### EXERCISE MATERIALS
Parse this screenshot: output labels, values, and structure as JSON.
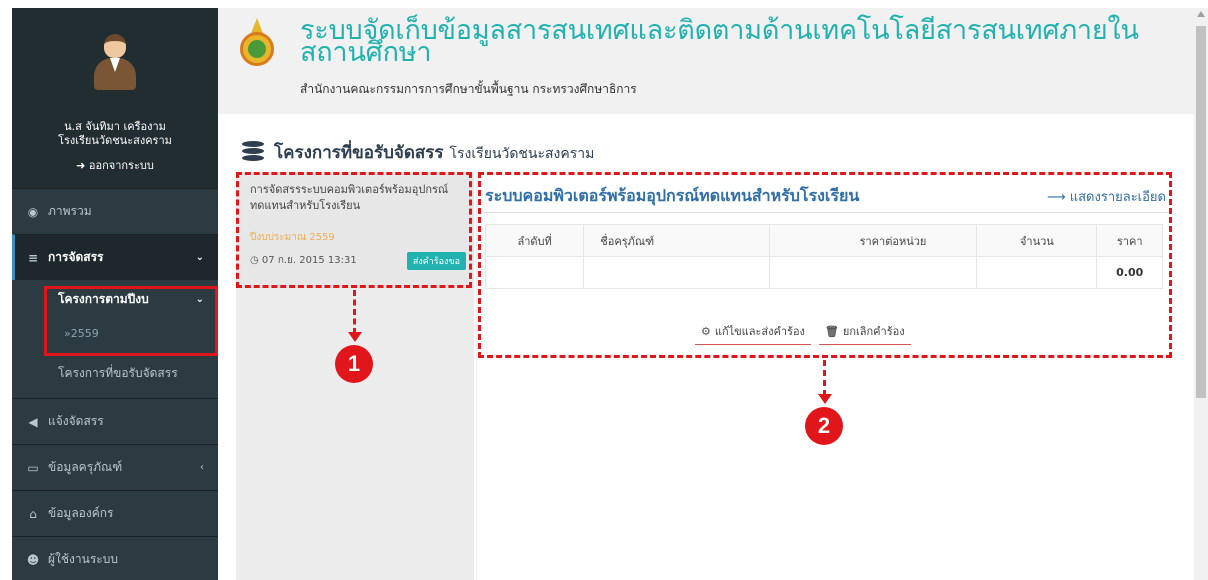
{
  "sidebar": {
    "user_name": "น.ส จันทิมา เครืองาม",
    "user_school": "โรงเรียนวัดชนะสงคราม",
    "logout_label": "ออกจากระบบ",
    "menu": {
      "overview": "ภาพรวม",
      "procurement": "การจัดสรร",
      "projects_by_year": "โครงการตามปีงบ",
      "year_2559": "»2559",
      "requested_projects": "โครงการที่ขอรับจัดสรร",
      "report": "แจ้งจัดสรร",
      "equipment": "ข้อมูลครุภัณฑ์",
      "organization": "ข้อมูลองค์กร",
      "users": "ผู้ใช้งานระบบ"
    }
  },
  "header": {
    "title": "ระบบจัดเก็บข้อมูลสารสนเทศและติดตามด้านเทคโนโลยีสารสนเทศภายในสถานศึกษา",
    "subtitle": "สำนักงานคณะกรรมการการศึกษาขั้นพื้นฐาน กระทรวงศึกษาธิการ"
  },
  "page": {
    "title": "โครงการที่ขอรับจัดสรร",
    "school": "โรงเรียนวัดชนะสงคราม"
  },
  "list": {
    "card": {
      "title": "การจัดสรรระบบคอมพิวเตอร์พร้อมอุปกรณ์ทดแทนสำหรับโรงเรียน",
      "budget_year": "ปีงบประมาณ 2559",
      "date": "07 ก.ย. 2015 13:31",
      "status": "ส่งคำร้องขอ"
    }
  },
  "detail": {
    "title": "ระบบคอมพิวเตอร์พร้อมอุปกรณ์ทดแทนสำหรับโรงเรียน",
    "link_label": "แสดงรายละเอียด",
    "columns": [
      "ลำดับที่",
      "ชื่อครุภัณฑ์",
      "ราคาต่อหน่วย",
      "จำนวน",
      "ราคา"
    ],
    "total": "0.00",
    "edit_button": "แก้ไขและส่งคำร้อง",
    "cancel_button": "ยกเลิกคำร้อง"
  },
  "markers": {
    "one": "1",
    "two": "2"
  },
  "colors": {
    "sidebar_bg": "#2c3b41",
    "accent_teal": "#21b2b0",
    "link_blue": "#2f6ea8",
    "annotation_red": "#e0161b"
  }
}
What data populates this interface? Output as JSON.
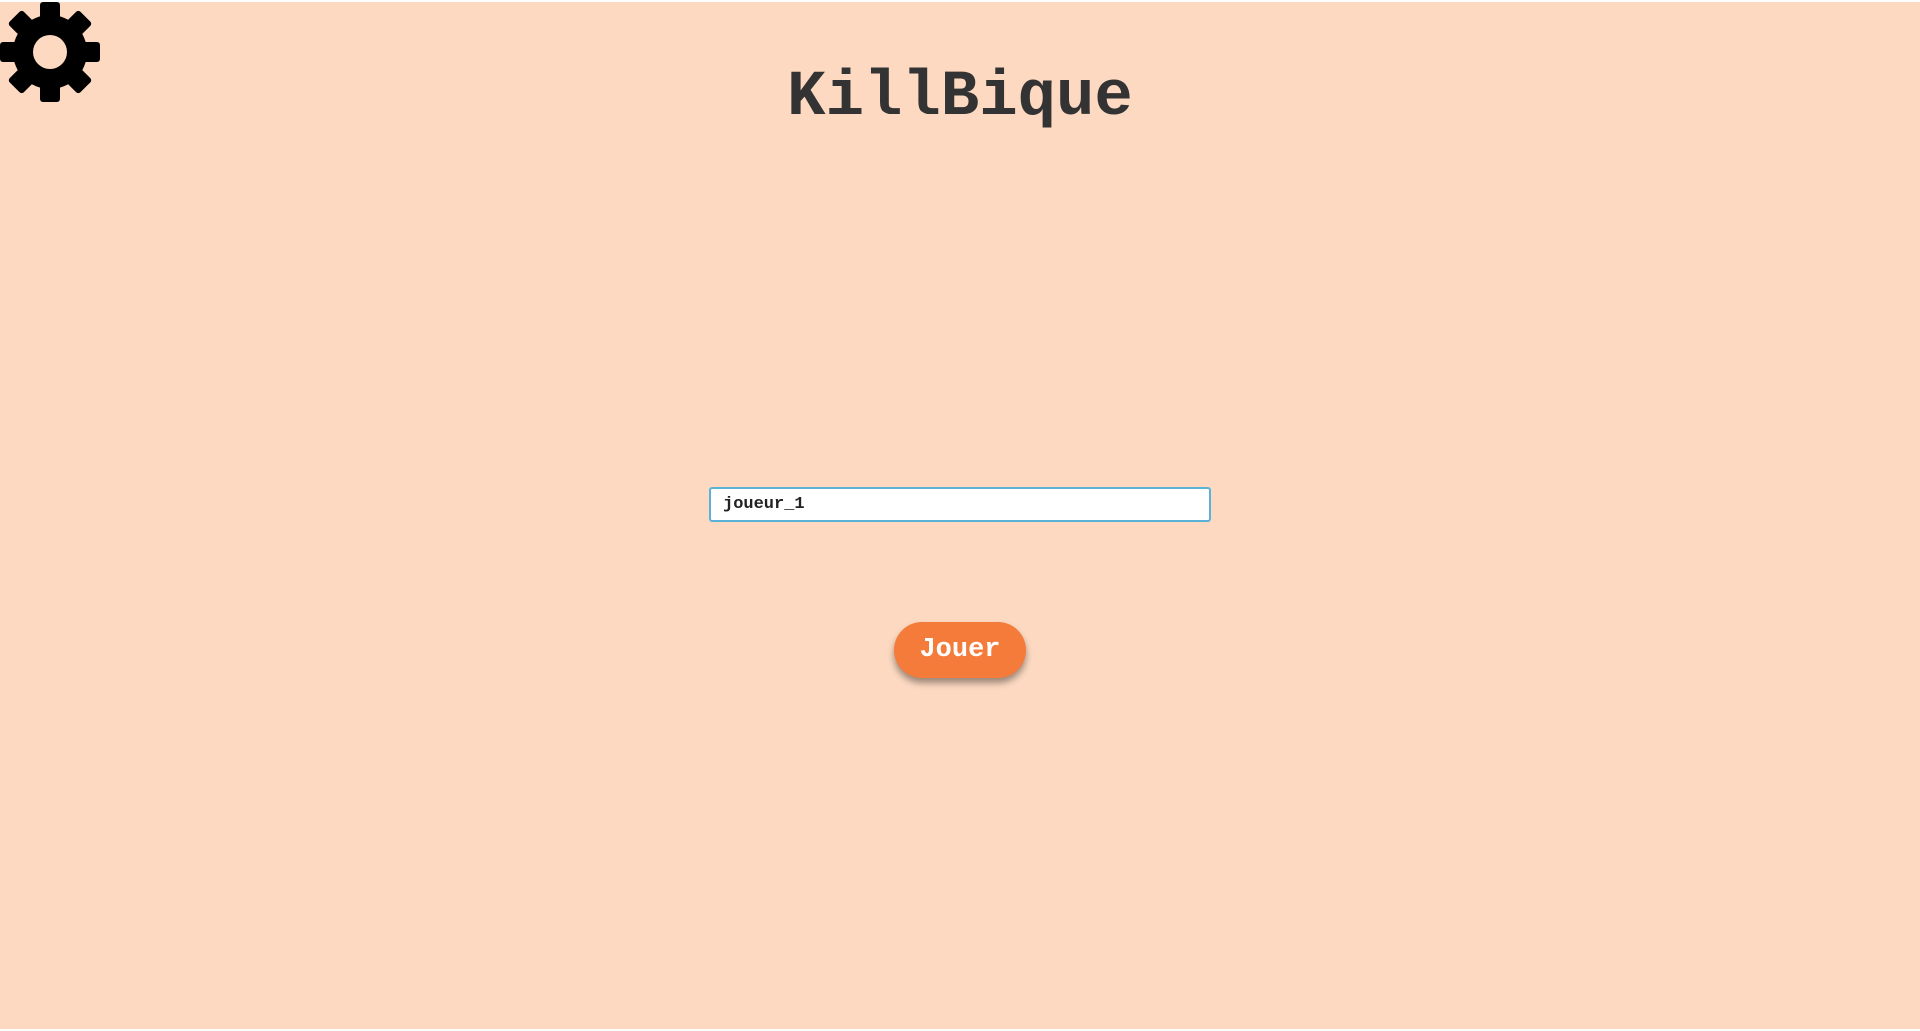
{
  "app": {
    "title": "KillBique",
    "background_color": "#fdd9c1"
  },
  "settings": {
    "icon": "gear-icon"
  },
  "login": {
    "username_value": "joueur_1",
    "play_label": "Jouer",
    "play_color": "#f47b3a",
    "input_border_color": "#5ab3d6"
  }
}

### DIRECTIVE
Scan the entries above for the word "โครงการท" and collect each line holding it.

### COMPLETE OUTPUT
      "requested_projects": "โครงการที่ขอรับจัดสรร",
    "title": "โครงการที่ขอรับจัดสรร",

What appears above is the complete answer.